_Work to complete:_ Each record below must be returned exactly as shown.

+++ Information provided

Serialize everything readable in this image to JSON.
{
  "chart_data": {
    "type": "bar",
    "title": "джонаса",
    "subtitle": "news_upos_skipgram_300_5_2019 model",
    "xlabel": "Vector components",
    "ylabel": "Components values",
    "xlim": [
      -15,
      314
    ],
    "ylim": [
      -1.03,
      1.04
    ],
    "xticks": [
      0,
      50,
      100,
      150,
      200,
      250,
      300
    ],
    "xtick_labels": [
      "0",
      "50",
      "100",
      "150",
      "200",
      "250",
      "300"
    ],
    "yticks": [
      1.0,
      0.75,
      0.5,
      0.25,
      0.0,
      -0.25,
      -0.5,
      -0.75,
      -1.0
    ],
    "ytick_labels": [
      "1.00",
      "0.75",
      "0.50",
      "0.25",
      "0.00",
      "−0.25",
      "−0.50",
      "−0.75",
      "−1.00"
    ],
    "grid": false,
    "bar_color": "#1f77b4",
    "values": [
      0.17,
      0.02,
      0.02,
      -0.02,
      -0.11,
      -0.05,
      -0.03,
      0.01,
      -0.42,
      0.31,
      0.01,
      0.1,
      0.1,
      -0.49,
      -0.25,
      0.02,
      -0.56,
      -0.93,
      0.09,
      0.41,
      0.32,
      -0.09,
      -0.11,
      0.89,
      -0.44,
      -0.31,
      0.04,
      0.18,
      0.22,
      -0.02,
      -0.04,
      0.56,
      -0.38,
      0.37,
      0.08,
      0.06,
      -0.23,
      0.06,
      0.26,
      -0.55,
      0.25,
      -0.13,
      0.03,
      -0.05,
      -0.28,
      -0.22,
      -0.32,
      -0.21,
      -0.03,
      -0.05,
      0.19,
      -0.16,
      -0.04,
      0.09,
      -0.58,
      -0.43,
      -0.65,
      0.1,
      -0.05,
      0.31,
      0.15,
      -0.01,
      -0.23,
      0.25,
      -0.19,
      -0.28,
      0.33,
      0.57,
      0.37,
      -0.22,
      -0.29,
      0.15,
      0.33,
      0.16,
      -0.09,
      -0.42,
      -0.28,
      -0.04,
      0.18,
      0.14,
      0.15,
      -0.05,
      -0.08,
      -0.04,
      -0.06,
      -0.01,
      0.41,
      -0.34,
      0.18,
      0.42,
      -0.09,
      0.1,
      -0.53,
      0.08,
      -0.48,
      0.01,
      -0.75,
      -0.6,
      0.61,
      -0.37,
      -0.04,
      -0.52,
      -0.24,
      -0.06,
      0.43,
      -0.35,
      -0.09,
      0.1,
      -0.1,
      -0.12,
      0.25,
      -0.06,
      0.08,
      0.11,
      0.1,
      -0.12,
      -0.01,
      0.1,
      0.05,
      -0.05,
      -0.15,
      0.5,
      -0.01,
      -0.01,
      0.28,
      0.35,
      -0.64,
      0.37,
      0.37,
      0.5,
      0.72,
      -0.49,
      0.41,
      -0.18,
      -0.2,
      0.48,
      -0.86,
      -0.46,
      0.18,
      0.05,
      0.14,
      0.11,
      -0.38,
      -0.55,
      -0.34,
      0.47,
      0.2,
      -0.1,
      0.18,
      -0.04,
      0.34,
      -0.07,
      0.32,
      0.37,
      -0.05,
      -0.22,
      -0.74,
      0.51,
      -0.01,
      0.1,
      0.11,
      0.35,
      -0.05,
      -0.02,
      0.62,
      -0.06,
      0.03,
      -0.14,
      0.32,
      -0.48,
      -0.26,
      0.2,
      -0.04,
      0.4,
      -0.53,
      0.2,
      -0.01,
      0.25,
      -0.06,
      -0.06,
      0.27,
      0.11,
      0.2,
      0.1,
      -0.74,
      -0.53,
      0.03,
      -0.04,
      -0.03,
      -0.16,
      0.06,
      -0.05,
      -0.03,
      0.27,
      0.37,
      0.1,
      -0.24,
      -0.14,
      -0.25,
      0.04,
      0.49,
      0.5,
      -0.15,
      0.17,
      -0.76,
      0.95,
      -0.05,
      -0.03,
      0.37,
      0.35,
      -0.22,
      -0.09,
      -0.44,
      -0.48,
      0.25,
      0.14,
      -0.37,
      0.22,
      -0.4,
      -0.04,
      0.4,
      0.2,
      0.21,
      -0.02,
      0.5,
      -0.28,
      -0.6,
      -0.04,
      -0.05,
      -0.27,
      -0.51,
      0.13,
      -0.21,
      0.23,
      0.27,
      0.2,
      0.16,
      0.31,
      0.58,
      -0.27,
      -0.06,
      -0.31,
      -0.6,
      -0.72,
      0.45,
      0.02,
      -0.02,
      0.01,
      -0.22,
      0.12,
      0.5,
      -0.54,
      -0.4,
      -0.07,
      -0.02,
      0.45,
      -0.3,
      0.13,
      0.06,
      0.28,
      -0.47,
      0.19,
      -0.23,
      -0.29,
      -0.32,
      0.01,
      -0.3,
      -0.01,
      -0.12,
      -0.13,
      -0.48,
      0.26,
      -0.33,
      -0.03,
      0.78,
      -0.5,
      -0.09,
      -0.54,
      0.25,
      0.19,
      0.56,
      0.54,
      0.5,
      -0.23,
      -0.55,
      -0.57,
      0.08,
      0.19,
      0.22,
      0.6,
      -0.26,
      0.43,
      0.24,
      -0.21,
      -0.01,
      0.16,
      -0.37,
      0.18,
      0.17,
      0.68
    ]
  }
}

++++++

_Result of the exercise:_
Serialize everything readable in this image to JSON.
{
  "chart_data": {
    "type": "bar",
    "title": "джонаса",
    "subtitle": "news_upos_skipgram_300_5_2019 model",
    "xlabel": "Vector components",
    "ylabel": "Components values",
    "xlim": [
      -15,
      314
    ],
    "ylim": [
      -1.03,
      1.04
    ],
    "xticks": [
      0,
      50,
      100,
      150,
      200,
      250,
      300
    ],
    "xtick_labels": [
      "0",
      "50",
      "100",
      "150",
      "200",
      "250",
      "300"
    ],
    "yticks": [
      1.0,
      0.75,
      0.5,
      0.25,
      0.0,
      -0.25,
      -0.5,
      -0.75,
      -1.0
    ],
    "ytick_labels": [
      "1.00",
      "0.75",
      "0.50",
      "0.25",
      "0.00",
      "−0.25",
      "−0.50",
      "−0.75",
      "−1.00"
    ],
    "grid": false,
    "bar_color": "#1f77b4",
    "values": [
      0.17,
      0.02,
      0.02,
      -0.02,
      -0.11,
      -0.05,
      -0.03,
      0.01,
      -0.42,
      0.31,
      0.01,
      0.1,
      0.1,
      -0.49,
      -0.25,
      0.02,
      -0.56,
      -0.93,
      0.09,
      0.41,
      0.32,
      -0.09,
      -0.11,
      0.89,
      -0.44,
      -0.31,
      0.04,
      0.18,
      0.22,
      -0.02,
      -0.04,
      0.56,
      -0.38,
      0.37,
      0.08,
      0.06,
      -0.23,
      0.06,
      0.26,
      -0.55,
      0.25,
      -0.13,
      0.03,
      -0.05,
      -0.28,
      -0.22,
      -0.32,
      -0.21,
      -0.03,
      -0.05,
      0.19,
      -0.16,
      -0.04,
      0.09,
      -0.58,
      -0.43,
      -0.65,
      0.1,
      -0.05,
      0.31,
      0.15,
      -0.01,
      -0.23,
      0.25,
      -0.19,
      -0.28,
      0.33,
      0.57,
      0.37,
      -0.22,
      -0.29,
      0.15,
      0.33,
      0.16,
      -0.09,
      -0.42,
      -0.28,
      -0.04,
      0.18,
      0.14,
      0.15,
      -0.05,
      -0.08,
      -0.04,
      -0.06,
      -0.01,
      0.41,
      -0.34,
      0.18,
      0.42,
      -0.09,
      0.1,
      -0.53,
      0.08,
      -0.48,
      0.01,
      -0.75,
      -0.6,
      0.61,
      -0.37,
      -0.04,
      -0.52,
      -0.24,
      -0.06,
      0.43,
      -0.35,
      -0.09,
      0.1,
      -0.1,
      -0.12,
      0.25,
      -0.06,
      0.08,
      0.11,
      0.1,
      -0.12,
      -0.01,
      0.1,
      0.05,
      -0.05,
      -0.15,
      0.5,
      -0.01,
      -0.01,
      0.28,
      0.35,
      -0.64,
      0.37,
      0.37,
      0.5,
      0.72,
      -0.49,
      0.41,
      -0.18,
      -0.2,
      0.48,
      -0.86,
      -0.46,
      0.18,
      0.05,
      0.14,
      0.11,
      -0.38,
      -0.55,
      -0.34,
      0.47,
      0.2,
      -0.1,
      0.18,
      -0.04,
      0.34,
      -0.07,
      0.32,
      0.37,
      -0.05,
      -0.22,
      -0.74,
      0.51,
      -0.01,
      0.1,
      0.11,
      0.35,
      -0.05,
      -0.02,
      0.62,
      -0.06,
      0.03,
      -0.14,
      0.32,
      -0.48,
      -0.26,
      0.2,
      -0.04,
      0.4,
      -0.53,
      0.2,
      -0.01,
      0.25,
      -0.06,
      -0.06,
      0.27,
      0.11,
      0.2,
      0.1,
      -0.74,
      -0.53,
      0.03,
      -0.04,
      -0.03,
      -0.16,
      0.06,
      -0.05,
      -0.03,
      0.27,
      0.37,
      0.1,
      -0.24,
      -0.14,
      -0.25,
      0.04,
      0.49,
      0.5,
      -0.15,
      0.17,
      -0.76,
      0.95,
      -0.05,
      -0.03,
      0.37,
      0.35,
      -0.22,
      -0.09,
      -0.44,
      -0.48,
      0.25,
      0.14,
      -0.37,
      0.22,
      -0.4,
      -0.04,
      0.4,
      0.2,
      0.21,
      -0.02,
      0.5,
      -0.28,
      -0.6,
      -0.04,
      -0.05,
      -0.27,
      -0.51,
      0.13,
      -0.21,
      0.23,
      0.27,
      0.2,
      0.16,
      0.31,
      0.58,
      -0.27,
      -0.06,
      -0.31,
      -0.6,
      -0.72,
      0.45,
      0.02,
      -0.02,
      0.01,
      -0.22,
      0.12,
      0.5,
      -0.54,
      -0.4,
      -0.07,
      -0.02,
      0.45,
      -0.3,
      0.13,
      0.06,
      0.28,
      -0.47,
      0.19,
      -0.23,
      -0.29,
      -0.32,
      0.01,
      -0.3,
      -0.01,
      -0.12,
      -0.13,
      -0.48,
      0.26,
      -0.33,
      -0.03,
      0.78,
      -0.5,
      -0.09,
      -0.54,
      0.25,
      0.19,
      0.56,
      0.54,
      0.5,
      -0.23,
      -0.55,
      -0.57,
      0.08,
      0.19,
      0.22,
      0.6,
      -0.26,
      0.43,
      0.24,
      -0.21,
      -0.01,
      0.16,
      -0.37,
      0.18,
      0.17,
      0.68
    ]
  }
}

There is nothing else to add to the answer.